Data for this task ::
>>>

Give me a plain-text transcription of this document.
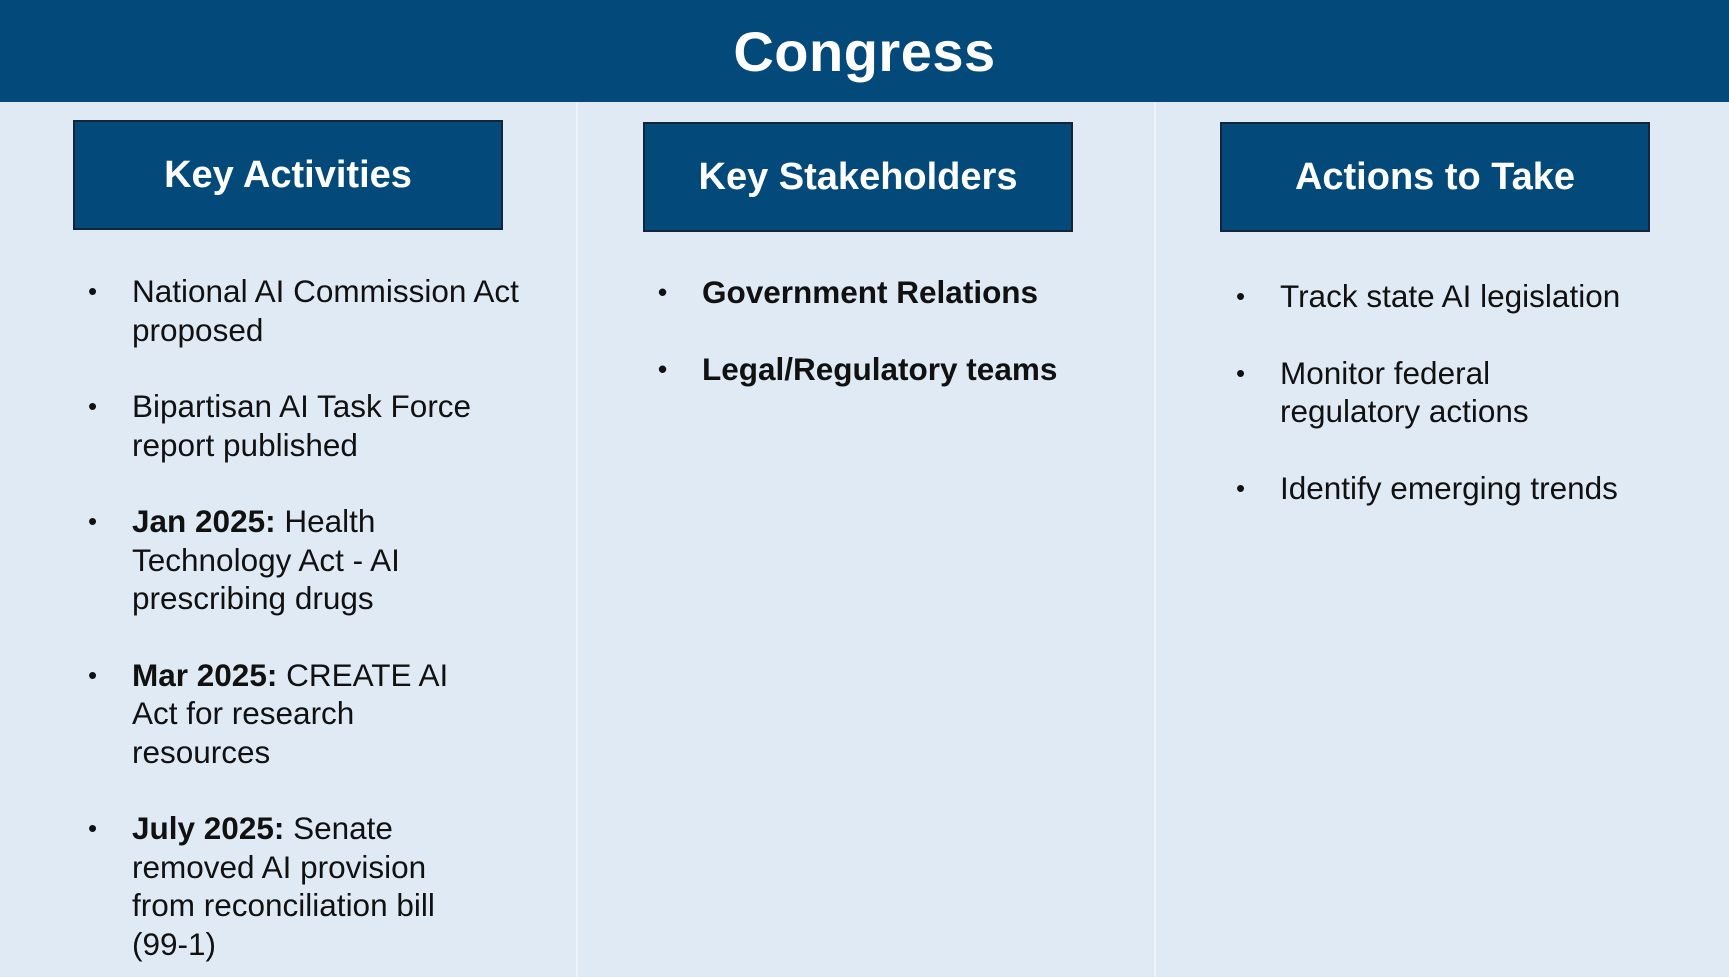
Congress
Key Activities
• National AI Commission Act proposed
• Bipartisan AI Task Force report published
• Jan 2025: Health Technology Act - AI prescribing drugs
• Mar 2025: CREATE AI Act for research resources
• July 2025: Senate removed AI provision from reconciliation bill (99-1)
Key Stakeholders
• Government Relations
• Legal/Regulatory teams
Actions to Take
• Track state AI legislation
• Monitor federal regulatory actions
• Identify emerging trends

<<<
>>>

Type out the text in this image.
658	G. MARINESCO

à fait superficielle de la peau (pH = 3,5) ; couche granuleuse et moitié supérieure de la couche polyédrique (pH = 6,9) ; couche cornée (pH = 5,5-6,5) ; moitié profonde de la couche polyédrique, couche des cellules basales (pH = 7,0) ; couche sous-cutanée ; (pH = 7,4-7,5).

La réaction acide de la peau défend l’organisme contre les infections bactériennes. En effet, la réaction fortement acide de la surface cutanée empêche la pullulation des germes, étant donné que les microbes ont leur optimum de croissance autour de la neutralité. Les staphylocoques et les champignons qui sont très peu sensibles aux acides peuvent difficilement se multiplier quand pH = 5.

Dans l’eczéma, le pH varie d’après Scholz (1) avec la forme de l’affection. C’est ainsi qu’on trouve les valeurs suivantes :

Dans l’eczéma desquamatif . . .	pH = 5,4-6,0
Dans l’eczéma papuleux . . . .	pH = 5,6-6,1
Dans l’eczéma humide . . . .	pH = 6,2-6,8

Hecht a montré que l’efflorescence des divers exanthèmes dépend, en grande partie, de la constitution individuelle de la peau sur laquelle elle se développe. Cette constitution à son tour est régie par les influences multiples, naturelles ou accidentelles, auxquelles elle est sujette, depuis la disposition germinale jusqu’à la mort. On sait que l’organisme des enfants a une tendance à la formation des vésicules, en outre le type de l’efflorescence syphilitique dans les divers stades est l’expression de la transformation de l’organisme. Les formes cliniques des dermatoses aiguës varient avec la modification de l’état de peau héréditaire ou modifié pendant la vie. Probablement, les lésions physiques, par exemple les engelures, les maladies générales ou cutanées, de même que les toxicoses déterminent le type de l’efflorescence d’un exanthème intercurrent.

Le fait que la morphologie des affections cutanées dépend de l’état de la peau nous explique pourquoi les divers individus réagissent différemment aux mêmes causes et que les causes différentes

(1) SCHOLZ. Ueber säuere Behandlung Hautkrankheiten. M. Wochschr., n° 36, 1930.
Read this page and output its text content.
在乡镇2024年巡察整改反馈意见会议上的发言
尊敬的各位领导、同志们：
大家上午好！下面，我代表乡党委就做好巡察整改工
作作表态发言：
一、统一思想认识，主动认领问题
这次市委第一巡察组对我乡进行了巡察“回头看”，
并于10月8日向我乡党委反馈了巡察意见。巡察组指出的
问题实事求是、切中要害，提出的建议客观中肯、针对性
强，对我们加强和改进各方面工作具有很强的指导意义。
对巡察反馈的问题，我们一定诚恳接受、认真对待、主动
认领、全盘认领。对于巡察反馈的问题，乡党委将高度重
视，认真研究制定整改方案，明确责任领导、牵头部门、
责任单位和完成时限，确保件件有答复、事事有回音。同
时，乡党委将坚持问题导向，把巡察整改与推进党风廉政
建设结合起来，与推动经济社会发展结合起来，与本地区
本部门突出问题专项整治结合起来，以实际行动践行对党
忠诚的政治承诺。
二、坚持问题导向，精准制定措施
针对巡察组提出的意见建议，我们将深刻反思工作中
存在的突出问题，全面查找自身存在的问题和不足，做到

<<<
>>>

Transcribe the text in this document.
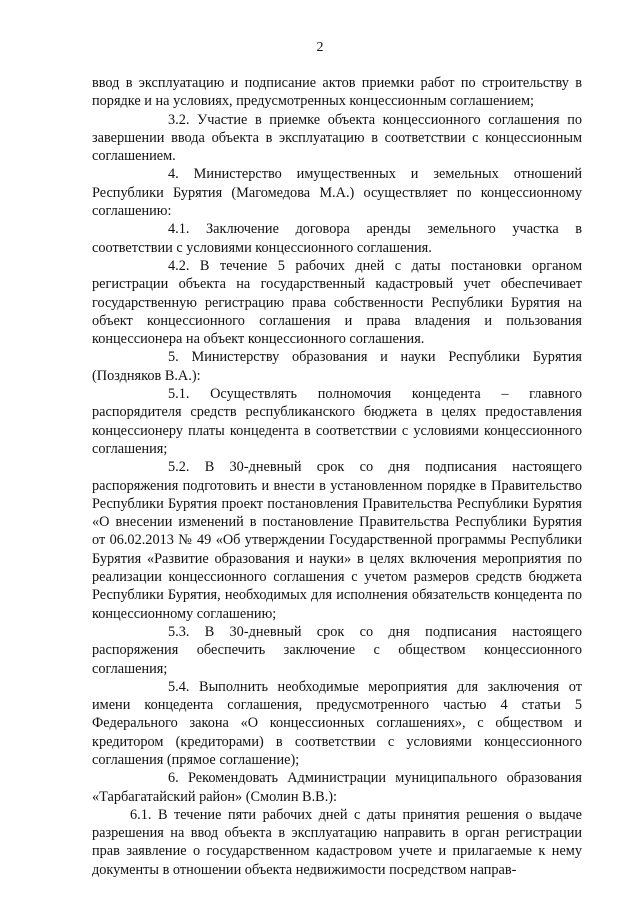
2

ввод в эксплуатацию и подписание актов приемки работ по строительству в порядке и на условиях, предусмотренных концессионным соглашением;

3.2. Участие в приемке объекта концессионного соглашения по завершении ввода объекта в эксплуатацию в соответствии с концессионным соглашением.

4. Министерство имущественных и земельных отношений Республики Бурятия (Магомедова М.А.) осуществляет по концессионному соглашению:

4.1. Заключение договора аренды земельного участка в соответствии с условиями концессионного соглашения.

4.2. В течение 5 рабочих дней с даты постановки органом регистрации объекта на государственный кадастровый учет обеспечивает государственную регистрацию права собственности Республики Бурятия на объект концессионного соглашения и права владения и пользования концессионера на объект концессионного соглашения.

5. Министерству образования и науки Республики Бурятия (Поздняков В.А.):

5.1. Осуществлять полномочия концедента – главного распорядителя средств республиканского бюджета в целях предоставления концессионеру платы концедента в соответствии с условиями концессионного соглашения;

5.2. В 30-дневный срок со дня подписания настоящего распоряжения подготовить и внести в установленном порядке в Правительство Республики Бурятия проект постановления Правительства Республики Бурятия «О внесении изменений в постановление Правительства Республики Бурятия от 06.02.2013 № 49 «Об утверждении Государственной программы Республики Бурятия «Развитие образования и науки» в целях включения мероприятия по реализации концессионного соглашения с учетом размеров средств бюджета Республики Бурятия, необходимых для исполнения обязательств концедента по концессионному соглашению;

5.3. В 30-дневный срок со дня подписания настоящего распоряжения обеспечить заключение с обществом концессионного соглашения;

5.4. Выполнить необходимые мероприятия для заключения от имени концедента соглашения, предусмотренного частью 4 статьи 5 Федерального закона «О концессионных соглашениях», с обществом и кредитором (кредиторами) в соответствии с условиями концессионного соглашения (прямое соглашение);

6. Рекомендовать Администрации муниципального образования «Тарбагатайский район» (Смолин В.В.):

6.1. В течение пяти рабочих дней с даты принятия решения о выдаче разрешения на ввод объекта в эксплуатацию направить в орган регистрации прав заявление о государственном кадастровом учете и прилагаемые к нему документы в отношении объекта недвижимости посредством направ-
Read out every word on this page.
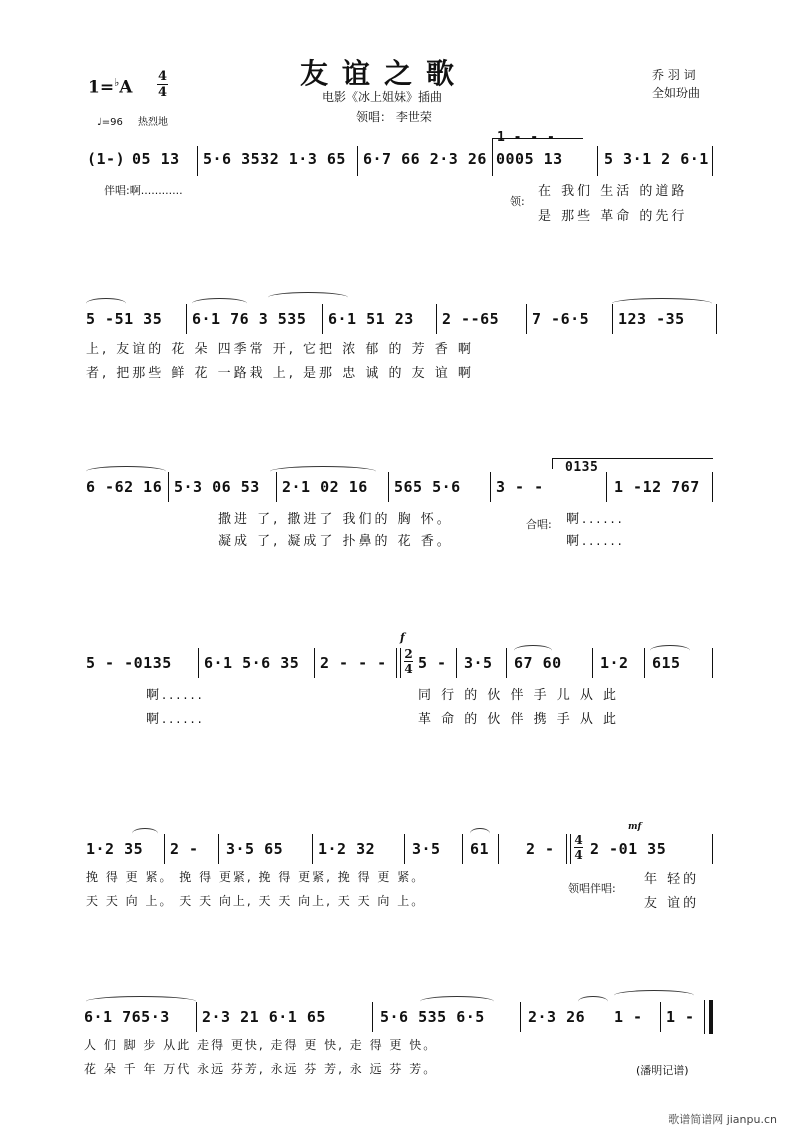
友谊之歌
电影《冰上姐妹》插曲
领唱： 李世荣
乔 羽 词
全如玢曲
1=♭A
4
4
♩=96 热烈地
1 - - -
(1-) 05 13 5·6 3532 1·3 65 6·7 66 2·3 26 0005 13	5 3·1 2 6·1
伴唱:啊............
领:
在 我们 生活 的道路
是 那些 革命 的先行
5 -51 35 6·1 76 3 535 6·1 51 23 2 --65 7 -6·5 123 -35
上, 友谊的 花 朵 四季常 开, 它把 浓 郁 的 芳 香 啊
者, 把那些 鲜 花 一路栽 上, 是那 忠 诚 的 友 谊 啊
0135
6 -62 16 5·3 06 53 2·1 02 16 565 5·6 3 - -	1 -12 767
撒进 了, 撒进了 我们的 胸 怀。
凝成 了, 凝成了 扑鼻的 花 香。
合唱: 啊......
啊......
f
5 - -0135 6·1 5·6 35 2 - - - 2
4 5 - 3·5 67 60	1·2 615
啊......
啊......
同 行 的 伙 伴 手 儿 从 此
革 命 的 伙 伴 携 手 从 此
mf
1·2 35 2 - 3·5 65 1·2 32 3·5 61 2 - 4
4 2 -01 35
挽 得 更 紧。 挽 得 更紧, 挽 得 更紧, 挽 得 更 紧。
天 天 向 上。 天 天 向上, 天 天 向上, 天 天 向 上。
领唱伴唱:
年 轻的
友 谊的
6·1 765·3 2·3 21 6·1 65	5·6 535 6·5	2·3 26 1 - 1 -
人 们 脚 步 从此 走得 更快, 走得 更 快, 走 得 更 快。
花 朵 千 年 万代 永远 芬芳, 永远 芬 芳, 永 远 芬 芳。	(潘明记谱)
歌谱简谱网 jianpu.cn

<<<

What you have to do :: Examine the records and pull out every line where the string "fait" occurs.

Finished task ::
à fait superficielle de la peau (pH = 3,5) ; couche granuleuse et moitié supérieure de la couche polyédrique (pH = 6,9) ; couche cornée (pH = 5,5-6,5) ; moitié profonde de la couche polyédrique, couche des cellules basales (pH = 7,0) ; couche sous-cutanée ; (pH = 7,4-7,5).
Le fait que la morphologie des affections cutanées dépend de l’état de la peau nous explique pourquoi les divers individus réagissent différemment aux mêmes causes et que les causes différentes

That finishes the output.